# WHAT YOU ARE ASKED TO DO
Write the data out again, exactly as given.

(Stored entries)
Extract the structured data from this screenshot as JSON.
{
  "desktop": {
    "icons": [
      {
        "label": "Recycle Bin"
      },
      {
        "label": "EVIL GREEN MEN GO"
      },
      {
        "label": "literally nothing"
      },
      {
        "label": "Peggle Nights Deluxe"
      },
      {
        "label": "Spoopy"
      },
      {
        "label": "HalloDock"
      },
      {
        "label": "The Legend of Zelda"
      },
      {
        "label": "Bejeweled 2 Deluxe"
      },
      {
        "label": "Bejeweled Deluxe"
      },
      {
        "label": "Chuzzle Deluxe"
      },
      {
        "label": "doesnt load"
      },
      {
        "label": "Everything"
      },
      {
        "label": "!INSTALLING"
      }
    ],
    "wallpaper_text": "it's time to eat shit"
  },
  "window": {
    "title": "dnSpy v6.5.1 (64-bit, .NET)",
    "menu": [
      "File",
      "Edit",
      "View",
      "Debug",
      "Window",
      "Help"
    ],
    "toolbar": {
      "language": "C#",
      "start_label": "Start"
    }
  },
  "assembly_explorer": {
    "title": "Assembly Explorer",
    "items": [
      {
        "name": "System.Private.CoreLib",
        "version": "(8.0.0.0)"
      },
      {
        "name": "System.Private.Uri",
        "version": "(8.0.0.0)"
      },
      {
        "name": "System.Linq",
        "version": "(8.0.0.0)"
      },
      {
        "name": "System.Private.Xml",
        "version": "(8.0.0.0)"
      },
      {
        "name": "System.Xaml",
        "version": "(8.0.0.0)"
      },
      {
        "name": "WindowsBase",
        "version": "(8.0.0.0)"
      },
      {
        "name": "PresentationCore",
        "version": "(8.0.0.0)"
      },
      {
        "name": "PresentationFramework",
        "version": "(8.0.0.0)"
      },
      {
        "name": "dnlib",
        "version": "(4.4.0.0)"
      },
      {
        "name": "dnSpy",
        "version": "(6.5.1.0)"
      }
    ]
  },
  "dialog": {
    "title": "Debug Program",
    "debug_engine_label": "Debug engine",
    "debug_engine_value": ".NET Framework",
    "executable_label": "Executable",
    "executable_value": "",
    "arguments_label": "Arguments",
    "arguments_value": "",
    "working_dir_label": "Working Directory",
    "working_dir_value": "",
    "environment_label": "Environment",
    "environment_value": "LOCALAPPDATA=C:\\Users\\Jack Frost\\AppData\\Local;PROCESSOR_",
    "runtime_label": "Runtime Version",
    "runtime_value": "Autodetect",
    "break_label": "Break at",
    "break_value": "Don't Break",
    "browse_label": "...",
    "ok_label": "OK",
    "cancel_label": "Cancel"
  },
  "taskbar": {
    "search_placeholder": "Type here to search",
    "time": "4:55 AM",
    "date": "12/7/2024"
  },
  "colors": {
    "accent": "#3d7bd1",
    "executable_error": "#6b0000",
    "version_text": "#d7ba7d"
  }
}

# TASK RESULT
Extract the structured data from this screenshot as JSON.
{
  "desktop": {
    "icons": [
      {
        "label": "Recycle Bin"
      },
      {
        "label": "EVIL GREEN MEN GO"
      },
      {
        "label": "literally nothing"
      },
      {
        "label": "Peggle Nights Deluxe"
      },
      {
        "label": "Spoopy"
      },
      {
        "label": "HalloDock"
      },
      {
        "label": "The Legend of Zelda"
      },
      {
        "label": "Bejeweled 2 Deluxe"
      },
      {
        "label": "Bejeweled Deluxe"
      },
      {
        "label": "Chuzzle Deluxe"
      },
      {
        "label": "doesnt load"
      },
      {
        "label": "Everything"
      },
      {
        "label": "!INSTALLING"
      }
    ],
    "wallpaper_text": "it's time to eat shit"
  },
  "window": {
    "title": "dnSpy v6.5.1 (64-bit, .NET)",
    "menu": [
      "File",
      "Edit",
      "View",
      "Debug",
      "Window",
      "Help"
    ],
    "toolbar": {
      "language": "C#",
      "start_label": "Start"
    }
  },
  "assembly_explorer": {
    "title": "Assembly Explorer",
    "items": [
      {
        "name": "System.Private.CoreLib",
        "version": "(8.0.0.0)"
      },
      {
        "name": "System.Private.Uri",
        "version": "(8.0.0.0)"
      },
      {
        "name": "System.Linq",
        "version": "(8.0.0.0)"
      },
      {
        "name": "System.Private.Xml",
        "version": "(8.0.0.0)"
      },
      {
        "name": "System.Xaml",
        "version": "(8.0.0.0)"
      },
      {
        "name": "WindowsBase",
        "version": "(8.0.0.0)"
      },
      {
        "name": "PresentationCore",
        "version": "(8.0.0.0)"
      },
      {
        "name": "PresentationFramework",
        "version": "(8.0.0.0)"
      },
      {
        "name": "dnlib",
        "version": "(4.4.0.0)"
      },
      {
        "name": "dnSpy",
        "version": "(6.5.1.0)"
      }
    ]
  },
  "dialog": {
    "title": "Debug Program",
    "debug_engine_label": "Debug engine",
    "debug_engine_value": ".NET Framework",
    "executable_label": "Executable",
    "executable_value": "",
    "arguments_label": "Arguments",
    "arguments_value": "",
    "working_dir_label": "Working Directory",
    "working_dir_value": "",
    "environment_label": "Environment",
    "environment_value": "LOCALAPPDATA=C:\\Users\\Jack Frost\\AppData\\Local;PROCESSOR_",
    "runtime_label": "Runtime Version",
    "runtime_value": "Autodetect",
    "break_label": "Break at",
    "break_value": "Don't Break",
    "browse_label": "...",
    "ok_label": "OK",
    "cancel_label": "Cancel"
  },
  "taskbar": {
    "search_placeholder": "Type here to search",
    "time": "4:55 AM",
    "date": "12/7/2024"
  },
  "colors": {
    "accent": "#3d7bd1",
    "executable_error": "#6b0000",
    "version_text": "#d7ba7d"
  }
}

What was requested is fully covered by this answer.